Your instructions:
Transcribe the passage of the radio report on Robert DeCormier between "(Van Hoesen) It’s one" and "concert in Manchester.", inclusive.
=== Document segment ===
Musicians Paying Tribute to Vermont’s Robert DeCormier

Print More
MP3

(Host) Musicians from around the country are honoring the work of Vermont’s Robert DeCormier this year. The occasion is DeCormier’s eightieth birthday and the celebrations mark his life’s work. Vermonters may know him as the director of the Vermont Symphony Orchestra Chorus, but he has deep roots as a conductor and arranger in the nation’s folk music scene.

VPR’s John Van Hoesen reports from a rehearsal in central Vermont.

(Van Hoesen) It’s one of those steamy summer nights, and at the middle school in Duxbury the vocal ensemble “Counterpoint” has gathered for a strenuous rehearsal. Robert DeCormier is intently focused on his newest professional singing group. There’s a lot to do, because in just a few weeks “Counterpoint” will be on stage with Peter, Paul and Mary at a concert in Manchester.

The event will celebrate DeCormier’s eightieth birthday this year and his long association with the famous folk trio. At this rehearsal, Counterpoint is working on some of the new material for the concert:

(DeCormier) “Take Of This World …. It’s like a work song…. You can almost bend the pitch into it….” (Singing, “I can ease the suffering uhmmmmm…”)

(Van Hoesen) It’s the kind of song DeCormier believes in.

(DeCormier) “Look at the world; look at the mess we’re in. We need movements for peace, we need songs to guide us. Look at Martin Luther King and the whole struggle for civil rights and a song like “We Shall Overcome.” Look what that meant to everyone in the world.”

(Van Hoesen) For DeCormier it meant a lifetime in music, which he describes as a duet of folk and classical. His folk roots go back to his days with the CIO labor union chorus, which he joined in the 1940s.
=== Records supplied ===
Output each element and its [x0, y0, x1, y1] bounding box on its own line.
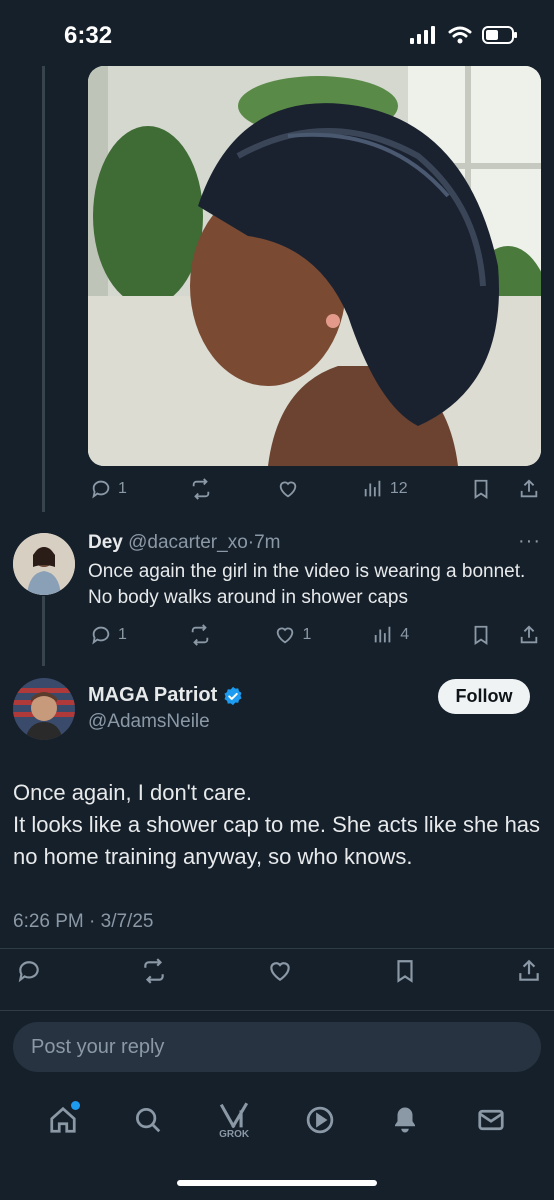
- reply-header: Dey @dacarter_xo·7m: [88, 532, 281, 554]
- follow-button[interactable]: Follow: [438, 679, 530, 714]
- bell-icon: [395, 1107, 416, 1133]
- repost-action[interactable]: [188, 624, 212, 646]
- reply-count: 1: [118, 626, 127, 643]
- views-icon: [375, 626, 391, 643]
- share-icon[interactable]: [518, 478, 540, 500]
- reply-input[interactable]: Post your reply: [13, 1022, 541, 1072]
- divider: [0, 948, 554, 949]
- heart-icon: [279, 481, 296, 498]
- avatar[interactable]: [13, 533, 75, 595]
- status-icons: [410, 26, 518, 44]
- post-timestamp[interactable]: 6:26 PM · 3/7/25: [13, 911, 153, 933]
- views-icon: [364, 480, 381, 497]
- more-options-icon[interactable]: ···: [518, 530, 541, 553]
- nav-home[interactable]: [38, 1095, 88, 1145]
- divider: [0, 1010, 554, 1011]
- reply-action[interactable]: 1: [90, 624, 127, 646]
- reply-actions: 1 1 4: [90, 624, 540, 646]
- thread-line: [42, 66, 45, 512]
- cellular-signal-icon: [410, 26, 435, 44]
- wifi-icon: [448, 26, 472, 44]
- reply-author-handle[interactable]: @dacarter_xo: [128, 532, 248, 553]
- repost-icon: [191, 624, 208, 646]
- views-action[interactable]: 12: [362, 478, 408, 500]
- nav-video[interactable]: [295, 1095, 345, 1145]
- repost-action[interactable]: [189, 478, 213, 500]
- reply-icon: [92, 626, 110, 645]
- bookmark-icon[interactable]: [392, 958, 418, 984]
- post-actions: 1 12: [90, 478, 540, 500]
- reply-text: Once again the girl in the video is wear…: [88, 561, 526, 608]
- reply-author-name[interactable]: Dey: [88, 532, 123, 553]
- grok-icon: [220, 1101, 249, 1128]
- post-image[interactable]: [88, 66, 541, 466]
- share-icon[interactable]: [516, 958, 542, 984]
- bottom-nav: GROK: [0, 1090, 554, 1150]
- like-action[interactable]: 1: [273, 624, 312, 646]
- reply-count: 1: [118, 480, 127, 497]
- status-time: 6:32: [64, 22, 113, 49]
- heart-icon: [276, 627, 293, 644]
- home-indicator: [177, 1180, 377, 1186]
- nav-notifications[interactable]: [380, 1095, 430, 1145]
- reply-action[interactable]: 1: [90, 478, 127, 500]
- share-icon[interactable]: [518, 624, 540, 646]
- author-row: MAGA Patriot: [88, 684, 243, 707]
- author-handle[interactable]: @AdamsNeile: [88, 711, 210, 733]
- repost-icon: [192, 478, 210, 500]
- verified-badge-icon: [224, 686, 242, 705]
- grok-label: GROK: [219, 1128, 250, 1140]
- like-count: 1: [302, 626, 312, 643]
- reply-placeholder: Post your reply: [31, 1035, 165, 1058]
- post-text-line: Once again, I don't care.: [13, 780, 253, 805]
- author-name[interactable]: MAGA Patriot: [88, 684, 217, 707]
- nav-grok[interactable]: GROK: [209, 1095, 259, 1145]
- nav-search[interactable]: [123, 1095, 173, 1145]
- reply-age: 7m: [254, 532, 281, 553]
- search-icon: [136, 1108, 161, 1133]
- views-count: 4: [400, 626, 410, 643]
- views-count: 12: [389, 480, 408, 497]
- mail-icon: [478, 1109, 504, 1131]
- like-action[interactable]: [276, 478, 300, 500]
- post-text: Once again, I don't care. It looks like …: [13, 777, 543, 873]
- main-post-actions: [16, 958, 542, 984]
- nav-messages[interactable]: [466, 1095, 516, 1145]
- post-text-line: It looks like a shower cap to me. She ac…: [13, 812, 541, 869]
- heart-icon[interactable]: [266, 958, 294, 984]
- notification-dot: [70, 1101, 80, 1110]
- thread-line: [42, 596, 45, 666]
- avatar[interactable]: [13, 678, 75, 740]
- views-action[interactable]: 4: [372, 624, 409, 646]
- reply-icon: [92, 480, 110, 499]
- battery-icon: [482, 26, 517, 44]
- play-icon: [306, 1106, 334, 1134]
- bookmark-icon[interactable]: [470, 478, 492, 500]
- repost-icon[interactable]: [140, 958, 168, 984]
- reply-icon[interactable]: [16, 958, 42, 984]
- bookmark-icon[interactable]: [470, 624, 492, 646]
===
Solution below:
(Van Hoesen) It’s one of those steamy summer nights, and at the middle school in Duxbury the vocal ensemble “Counterpoint” has gathered for a strenuous rehearsal. Robert DeCormier is intently focused on his newest professional singing group. There’s a lot to do, because in just a few weeks “Counterpoint” will be on stage with Peter, Paul and Mary at a concert in Manchester.